*Prompt A*.
Please answer these questions using the article on the search engine family tree, one answer a line:
(i) In what year did Bruce Clay first publish his Search Engine Relationship Chart®?
(ii) How many companies did the chart have on it at that time?
(iii) How much does eMarketer estimate is spent in the search marketing space?
*Prompt B*.
Translate this sentence from the search engine article into Spanish: "The organization of the chart mirrors the organization of the search industry."

*Passage given*.
=-=-=-=-=

BACK TO BASICS: The Search Engine Family Tree
by Susan Esparza, November 2006
Information doesn’t exist in a vacuum and neither do search engine
indexes. In order to get the most out of your search engine marketing
efforts, you need to know how each of the engines interact with each
other. Useful for both organic search engine optimization as well as
pay per click advertising, Bruce Clay’s Search Engine Relationship
Chart® is a map to the ecosystem of the engines, ad networks and
important directories on the Web.
Though most people look at the chart and inherently understand the
value, they’re often not certain how to use it in order to get the most
out of it. Some of the common questions about the chart are related to
the position of the circles on the page. Is Google on top because
they’re the most important? DMOZ is right in the middle; does that make
them the most important? What exactly are we trying to say by putting
MSN way at the bottom? In all cases the answer is simply: it fit
Bruce Clay first published his Search Engine Relationship Chart® in
2000. Back then, there were more major players in the search game and
things were, to say the least, somewhat cluttered. The chart had 26
companies on it, everyone from Yahoo! to Magellan to that upstart
company Google. Fifteen of those companies took their primary results
from their own index; five of those supplied secondary results to other
engines. Without a roadmap, it was an impossible task to keep it all
straight. But over the years, things started to change. What was once a
cluttered mess became a tidy interplay of a select group of companies.
You can see the progression from cluttered and confused to clean and neat on our SERC histogram.
The organization of the chart mirrors the organization of the search
industry. Where once there were many major players, today there are
only a few. The power of search is growing by leaps and bounds. With
mass adoption by consumers and increased interested by advertisers,
search engine marketing is the most popular online marketing strategy
today and estimates predict only more growth in the future. Already
eMarketer estimates that $7.1 billion is spent in the search marketing
space, dollars that translate into increased competition from all
But while the power of search grows, it’s also consolidating in the
hands of fewer companies. No longer do search experts talk about being
in all the top engines. At most, they talk about only four, and in many
cases, just one: Google.

=-=-=-=-=

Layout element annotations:

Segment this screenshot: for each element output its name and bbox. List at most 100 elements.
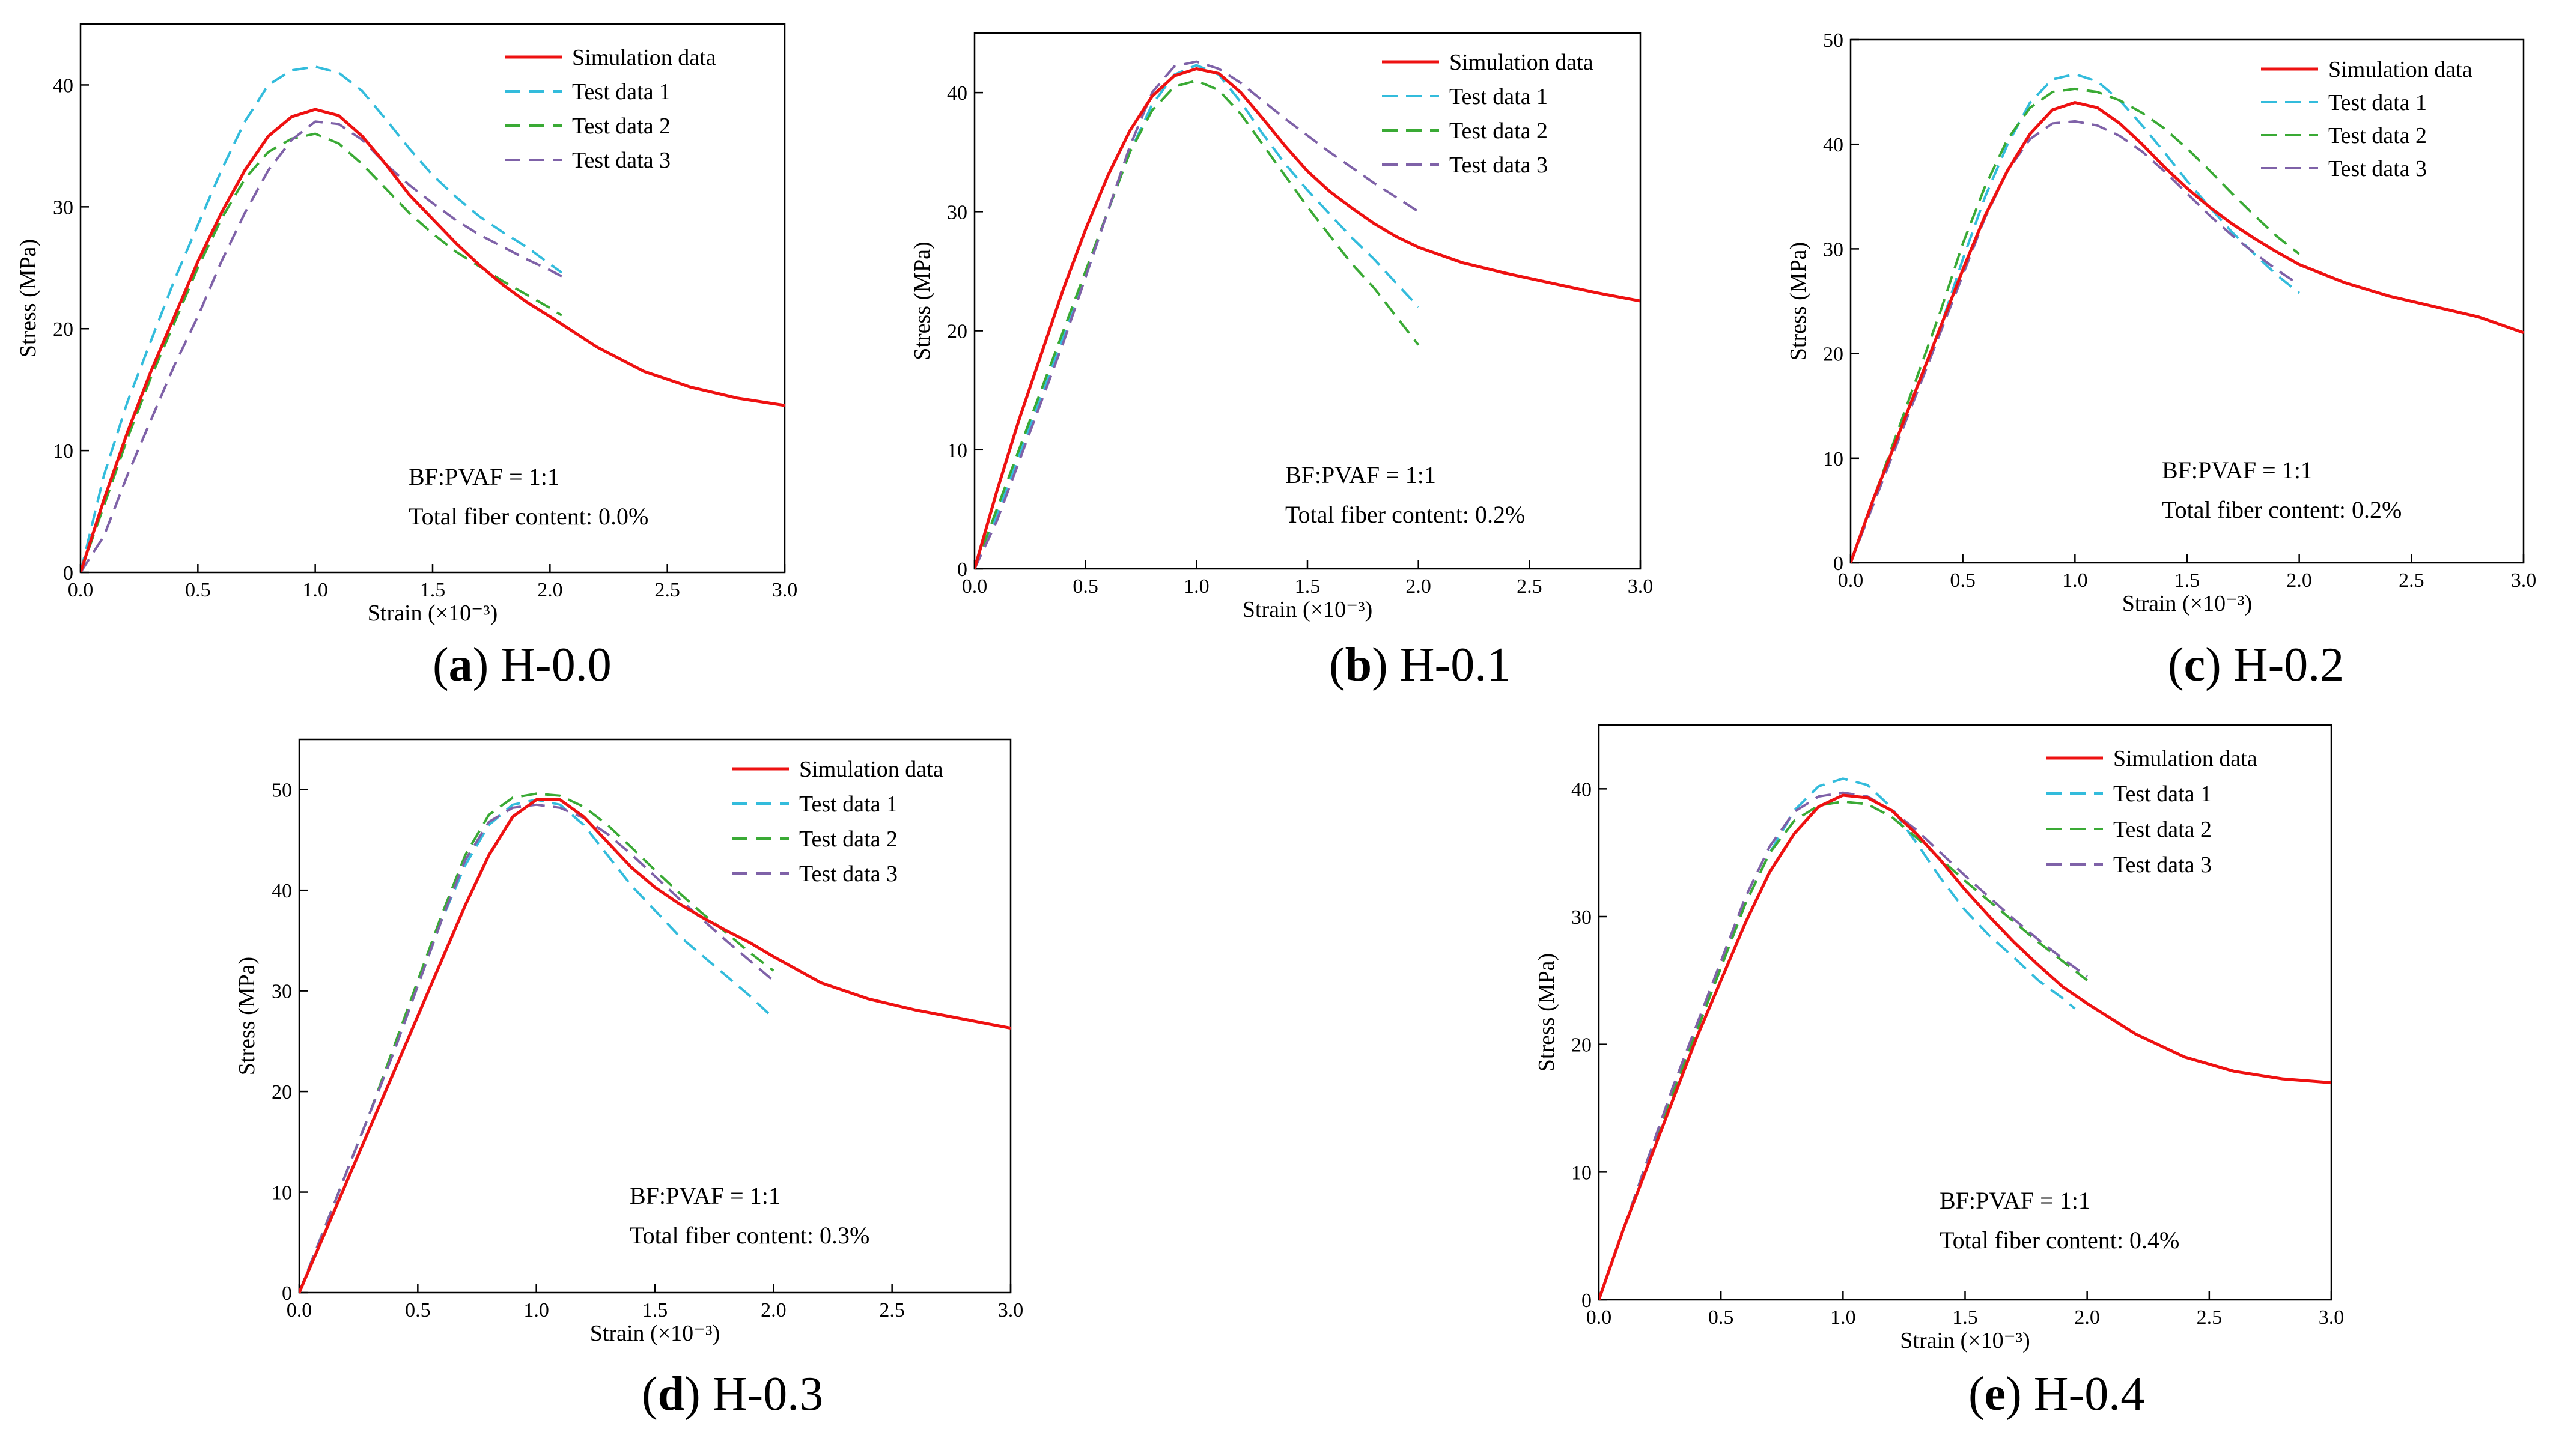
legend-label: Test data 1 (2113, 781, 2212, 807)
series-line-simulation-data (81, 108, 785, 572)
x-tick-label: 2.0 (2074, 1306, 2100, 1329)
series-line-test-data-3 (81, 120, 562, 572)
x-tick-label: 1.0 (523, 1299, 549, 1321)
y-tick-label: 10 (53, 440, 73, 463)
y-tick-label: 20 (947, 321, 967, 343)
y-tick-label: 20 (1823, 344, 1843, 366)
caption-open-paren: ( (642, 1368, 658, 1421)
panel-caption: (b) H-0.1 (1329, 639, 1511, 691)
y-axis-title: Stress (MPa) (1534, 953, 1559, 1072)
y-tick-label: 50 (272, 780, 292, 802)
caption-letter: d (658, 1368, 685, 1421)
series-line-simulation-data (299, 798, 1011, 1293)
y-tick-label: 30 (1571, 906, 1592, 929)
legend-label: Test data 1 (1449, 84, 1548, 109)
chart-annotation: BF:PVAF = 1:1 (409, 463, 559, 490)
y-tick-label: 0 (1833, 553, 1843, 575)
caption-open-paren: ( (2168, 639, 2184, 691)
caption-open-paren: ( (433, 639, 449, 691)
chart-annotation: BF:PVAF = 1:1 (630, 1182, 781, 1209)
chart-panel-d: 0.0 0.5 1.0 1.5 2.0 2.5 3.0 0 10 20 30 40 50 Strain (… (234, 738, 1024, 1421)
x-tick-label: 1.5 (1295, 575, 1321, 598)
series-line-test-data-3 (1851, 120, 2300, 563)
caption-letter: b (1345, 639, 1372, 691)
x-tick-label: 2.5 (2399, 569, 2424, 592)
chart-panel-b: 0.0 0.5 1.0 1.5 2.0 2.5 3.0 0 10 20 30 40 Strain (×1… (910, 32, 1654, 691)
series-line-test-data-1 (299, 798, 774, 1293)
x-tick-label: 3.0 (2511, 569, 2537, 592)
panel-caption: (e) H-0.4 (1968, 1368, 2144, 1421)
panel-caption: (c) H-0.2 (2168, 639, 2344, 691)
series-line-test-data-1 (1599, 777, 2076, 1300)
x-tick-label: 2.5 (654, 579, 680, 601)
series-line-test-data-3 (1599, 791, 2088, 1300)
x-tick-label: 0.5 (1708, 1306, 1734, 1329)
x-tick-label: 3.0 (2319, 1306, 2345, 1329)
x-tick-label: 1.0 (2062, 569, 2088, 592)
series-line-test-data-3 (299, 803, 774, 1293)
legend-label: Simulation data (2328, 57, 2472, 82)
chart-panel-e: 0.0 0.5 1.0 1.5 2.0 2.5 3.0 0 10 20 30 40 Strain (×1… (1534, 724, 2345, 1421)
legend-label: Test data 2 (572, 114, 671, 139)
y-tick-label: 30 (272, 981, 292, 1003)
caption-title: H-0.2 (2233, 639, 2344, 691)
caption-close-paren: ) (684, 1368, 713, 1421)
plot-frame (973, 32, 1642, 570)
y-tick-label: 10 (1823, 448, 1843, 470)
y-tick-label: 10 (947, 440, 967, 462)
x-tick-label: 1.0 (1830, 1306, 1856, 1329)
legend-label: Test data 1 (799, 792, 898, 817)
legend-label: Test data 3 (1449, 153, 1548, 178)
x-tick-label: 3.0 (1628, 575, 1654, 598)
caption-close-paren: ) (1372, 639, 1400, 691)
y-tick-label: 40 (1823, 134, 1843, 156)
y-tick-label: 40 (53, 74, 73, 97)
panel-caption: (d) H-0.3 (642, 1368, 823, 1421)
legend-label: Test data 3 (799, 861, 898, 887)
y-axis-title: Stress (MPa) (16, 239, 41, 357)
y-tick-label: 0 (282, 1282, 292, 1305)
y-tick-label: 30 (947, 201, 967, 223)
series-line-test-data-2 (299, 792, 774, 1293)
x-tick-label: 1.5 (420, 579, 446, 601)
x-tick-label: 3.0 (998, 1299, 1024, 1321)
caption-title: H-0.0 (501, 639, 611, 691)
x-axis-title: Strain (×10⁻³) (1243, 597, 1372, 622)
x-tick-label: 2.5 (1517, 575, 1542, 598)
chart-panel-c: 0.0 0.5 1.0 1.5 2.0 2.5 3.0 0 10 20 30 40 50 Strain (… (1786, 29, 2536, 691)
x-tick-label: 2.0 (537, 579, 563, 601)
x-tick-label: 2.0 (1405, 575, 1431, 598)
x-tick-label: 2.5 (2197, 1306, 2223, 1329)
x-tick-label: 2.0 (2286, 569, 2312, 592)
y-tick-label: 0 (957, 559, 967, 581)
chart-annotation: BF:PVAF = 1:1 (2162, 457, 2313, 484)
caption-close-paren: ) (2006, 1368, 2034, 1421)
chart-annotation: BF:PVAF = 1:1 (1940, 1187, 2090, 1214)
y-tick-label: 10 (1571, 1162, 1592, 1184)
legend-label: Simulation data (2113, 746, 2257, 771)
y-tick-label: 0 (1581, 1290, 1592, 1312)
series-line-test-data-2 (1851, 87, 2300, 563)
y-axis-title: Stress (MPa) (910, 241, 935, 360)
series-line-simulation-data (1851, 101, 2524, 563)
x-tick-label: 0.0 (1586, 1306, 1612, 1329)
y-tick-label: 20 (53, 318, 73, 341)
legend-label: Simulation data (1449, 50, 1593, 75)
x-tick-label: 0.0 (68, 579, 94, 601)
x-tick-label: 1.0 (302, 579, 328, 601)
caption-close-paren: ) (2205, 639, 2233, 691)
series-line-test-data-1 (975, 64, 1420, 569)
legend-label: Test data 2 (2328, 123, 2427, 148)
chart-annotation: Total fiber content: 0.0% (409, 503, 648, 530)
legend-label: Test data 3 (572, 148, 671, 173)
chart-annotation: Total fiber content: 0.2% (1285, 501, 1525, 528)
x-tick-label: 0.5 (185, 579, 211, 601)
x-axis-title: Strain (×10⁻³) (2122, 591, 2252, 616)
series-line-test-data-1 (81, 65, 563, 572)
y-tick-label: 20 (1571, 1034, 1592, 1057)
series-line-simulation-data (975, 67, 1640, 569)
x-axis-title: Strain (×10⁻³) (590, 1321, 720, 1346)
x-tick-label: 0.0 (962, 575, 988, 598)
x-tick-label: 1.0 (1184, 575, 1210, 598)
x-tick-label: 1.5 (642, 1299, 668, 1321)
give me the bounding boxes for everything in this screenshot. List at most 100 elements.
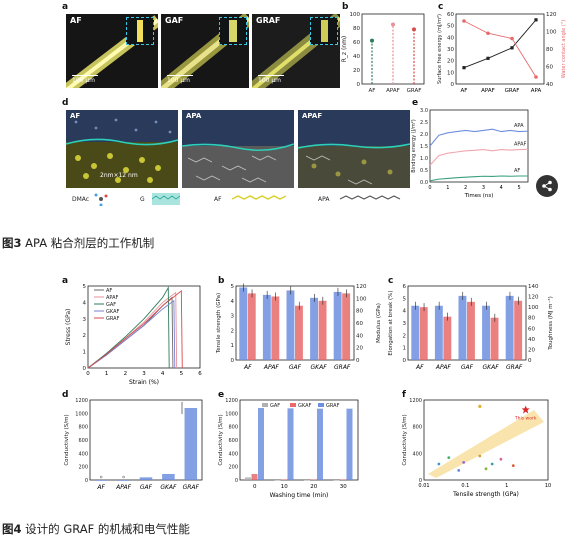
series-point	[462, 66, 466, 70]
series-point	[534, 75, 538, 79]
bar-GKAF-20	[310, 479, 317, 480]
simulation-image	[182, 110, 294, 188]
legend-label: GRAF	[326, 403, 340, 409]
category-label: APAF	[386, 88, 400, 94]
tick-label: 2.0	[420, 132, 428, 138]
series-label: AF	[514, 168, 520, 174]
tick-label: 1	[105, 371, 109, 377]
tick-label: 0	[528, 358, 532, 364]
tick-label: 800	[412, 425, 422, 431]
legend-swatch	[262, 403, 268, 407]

=-=-=-=-=

*Response A*.
(i) 2000
(ii) 26
(iii) $7.1 billion

*Response B*.
La organización del gráfico refleja la organización de la industria de las búsquedas.